THE TASK: In the entries below, count each line holding the word "usados". Answer with the total alone.

(Dataset records)
■ ■ ■ ■ ■ ■ ■
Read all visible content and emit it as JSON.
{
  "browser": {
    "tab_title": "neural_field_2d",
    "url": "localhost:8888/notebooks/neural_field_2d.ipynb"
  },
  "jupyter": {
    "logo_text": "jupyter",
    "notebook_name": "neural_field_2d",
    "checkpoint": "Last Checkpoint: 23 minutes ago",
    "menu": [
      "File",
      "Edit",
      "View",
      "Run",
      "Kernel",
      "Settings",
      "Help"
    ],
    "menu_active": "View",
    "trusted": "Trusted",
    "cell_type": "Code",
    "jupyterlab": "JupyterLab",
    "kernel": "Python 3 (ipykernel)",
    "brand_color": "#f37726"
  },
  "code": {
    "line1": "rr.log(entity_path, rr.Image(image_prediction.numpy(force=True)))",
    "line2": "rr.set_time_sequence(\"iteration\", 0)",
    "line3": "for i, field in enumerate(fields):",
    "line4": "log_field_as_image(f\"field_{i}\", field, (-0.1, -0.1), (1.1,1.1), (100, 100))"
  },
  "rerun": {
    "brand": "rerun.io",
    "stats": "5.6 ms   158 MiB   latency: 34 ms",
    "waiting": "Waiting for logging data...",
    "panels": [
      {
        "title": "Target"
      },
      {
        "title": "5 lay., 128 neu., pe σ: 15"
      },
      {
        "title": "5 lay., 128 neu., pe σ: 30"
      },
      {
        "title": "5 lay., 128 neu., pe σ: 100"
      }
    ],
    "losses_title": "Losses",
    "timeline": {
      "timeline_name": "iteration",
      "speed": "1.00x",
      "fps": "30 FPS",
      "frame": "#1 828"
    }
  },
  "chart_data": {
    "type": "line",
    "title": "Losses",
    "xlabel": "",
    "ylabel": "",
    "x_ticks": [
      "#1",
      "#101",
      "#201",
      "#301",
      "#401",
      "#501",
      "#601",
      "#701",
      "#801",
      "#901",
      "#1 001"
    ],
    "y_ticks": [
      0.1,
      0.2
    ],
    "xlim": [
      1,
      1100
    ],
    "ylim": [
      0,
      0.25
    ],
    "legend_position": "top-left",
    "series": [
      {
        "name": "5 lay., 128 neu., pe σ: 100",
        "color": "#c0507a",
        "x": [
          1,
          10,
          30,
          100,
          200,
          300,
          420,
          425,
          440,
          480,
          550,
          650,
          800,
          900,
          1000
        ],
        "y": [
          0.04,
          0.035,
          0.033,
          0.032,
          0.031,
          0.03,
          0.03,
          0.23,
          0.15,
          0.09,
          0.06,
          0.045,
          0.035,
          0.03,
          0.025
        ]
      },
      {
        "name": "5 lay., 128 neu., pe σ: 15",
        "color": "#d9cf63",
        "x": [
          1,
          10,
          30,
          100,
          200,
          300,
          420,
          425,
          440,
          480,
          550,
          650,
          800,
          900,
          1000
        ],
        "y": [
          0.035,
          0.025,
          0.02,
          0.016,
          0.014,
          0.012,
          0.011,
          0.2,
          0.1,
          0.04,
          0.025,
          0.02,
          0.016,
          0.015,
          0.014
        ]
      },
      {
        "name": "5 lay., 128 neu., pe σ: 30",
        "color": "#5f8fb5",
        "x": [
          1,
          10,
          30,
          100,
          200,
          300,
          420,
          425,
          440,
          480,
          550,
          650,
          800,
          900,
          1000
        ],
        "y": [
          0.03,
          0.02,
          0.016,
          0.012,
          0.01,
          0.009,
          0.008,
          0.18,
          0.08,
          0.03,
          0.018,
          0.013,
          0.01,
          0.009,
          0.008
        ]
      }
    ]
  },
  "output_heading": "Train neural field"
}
■ ■ ■ ■ ■ ■ ■
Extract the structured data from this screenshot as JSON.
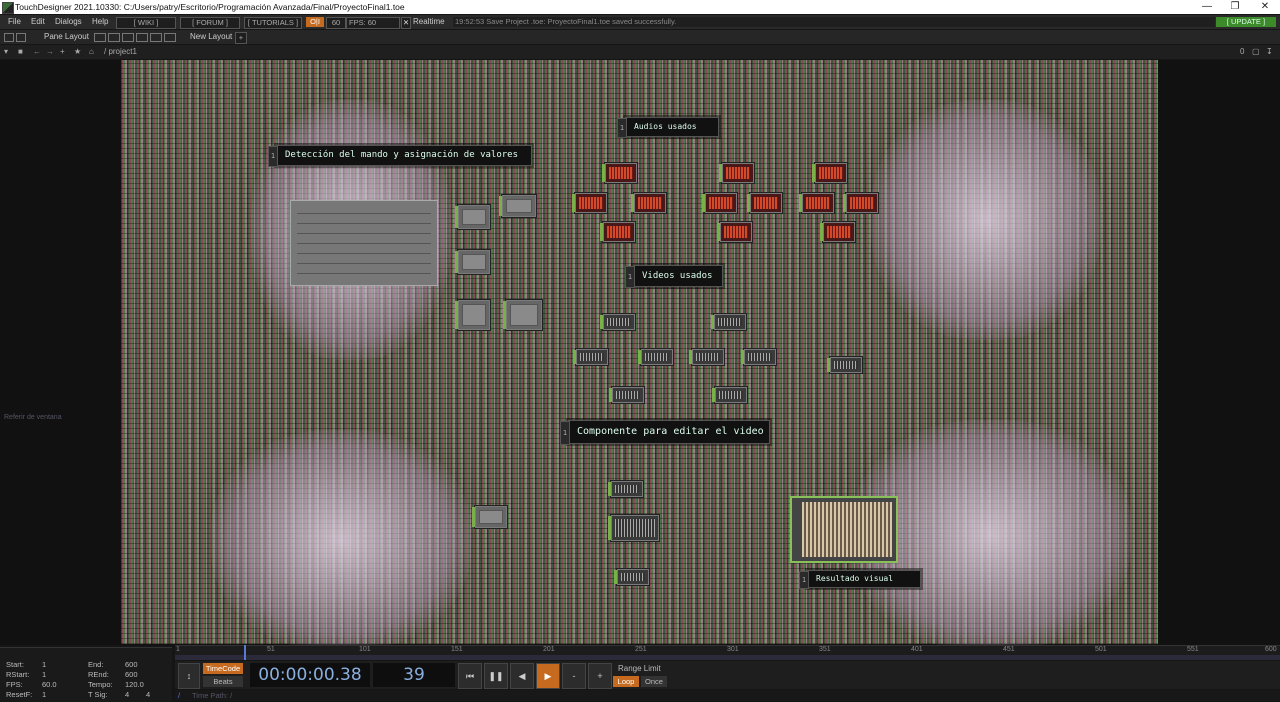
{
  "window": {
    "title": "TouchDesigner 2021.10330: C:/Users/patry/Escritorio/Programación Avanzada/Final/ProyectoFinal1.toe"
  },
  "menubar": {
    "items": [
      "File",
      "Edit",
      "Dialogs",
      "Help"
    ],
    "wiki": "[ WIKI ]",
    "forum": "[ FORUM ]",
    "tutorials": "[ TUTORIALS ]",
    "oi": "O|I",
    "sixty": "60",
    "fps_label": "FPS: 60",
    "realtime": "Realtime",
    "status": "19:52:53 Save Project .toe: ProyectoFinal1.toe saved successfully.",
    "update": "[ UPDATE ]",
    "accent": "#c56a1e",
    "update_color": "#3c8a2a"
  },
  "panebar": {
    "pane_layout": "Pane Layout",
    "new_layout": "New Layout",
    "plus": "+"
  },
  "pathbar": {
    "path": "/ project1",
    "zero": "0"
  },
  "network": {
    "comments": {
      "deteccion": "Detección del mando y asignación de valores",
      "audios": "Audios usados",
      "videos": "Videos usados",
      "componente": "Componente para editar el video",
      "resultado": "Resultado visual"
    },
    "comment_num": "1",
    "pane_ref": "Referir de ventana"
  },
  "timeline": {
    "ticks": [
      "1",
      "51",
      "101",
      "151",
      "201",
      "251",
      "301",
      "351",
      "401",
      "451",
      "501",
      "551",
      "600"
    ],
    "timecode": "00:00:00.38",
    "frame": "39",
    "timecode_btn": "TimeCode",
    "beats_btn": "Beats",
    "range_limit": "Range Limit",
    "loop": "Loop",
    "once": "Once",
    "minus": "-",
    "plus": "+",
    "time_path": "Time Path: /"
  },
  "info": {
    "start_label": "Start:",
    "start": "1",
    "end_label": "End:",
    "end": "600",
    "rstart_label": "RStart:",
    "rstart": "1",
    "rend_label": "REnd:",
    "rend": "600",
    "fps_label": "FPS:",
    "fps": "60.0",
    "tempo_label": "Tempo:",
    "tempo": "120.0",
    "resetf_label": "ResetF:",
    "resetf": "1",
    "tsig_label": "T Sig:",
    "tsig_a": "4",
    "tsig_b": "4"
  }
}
■ ■ ■ ■ ■ ■ ■
FULL ANSWER: 2